----- Working data

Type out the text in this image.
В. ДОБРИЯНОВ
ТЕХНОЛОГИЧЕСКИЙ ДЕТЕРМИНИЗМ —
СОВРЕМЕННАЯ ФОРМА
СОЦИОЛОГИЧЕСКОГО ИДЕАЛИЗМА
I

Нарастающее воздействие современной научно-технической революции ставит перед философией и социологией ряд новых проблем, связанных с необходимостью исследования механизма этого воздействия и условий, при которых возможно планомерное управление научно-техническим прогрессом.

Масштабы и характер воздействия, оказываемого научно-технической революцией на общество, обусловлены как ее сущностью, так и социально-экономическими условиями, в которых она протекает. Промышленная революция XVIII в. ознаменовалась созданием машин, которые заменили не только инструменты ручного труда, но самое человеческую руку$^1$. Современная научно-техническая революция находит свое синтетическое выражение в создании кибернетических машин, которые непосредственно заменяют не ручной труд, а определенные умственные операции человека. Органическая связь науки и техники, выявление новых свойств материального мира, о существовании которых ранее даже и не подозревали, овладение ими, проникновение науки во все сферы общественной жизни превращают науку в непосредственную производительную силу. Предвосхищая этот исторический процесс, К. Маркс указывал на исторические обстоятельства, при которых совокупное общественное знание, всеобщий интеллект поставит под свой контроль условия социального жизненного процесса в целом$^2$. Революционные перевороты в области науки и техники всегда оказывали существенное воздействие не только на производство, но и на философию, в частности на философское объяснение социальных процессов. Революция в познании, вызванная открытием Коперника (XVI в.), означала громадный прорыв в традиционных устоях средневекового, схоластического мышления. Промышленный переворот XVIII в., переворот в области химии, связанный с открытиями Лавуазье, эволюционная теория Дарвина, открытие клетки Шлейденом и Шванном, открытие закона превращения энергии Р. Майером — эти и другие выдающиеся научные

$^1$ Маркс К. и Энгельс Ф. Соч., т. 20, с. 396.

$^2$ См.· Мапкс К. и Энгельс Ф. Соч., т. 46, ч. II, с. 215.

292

----------

• [Task description]:
For the entries shown above, give the number of lines that include the word "воздействия", without any other text.

• [Solution for this exercise]:
2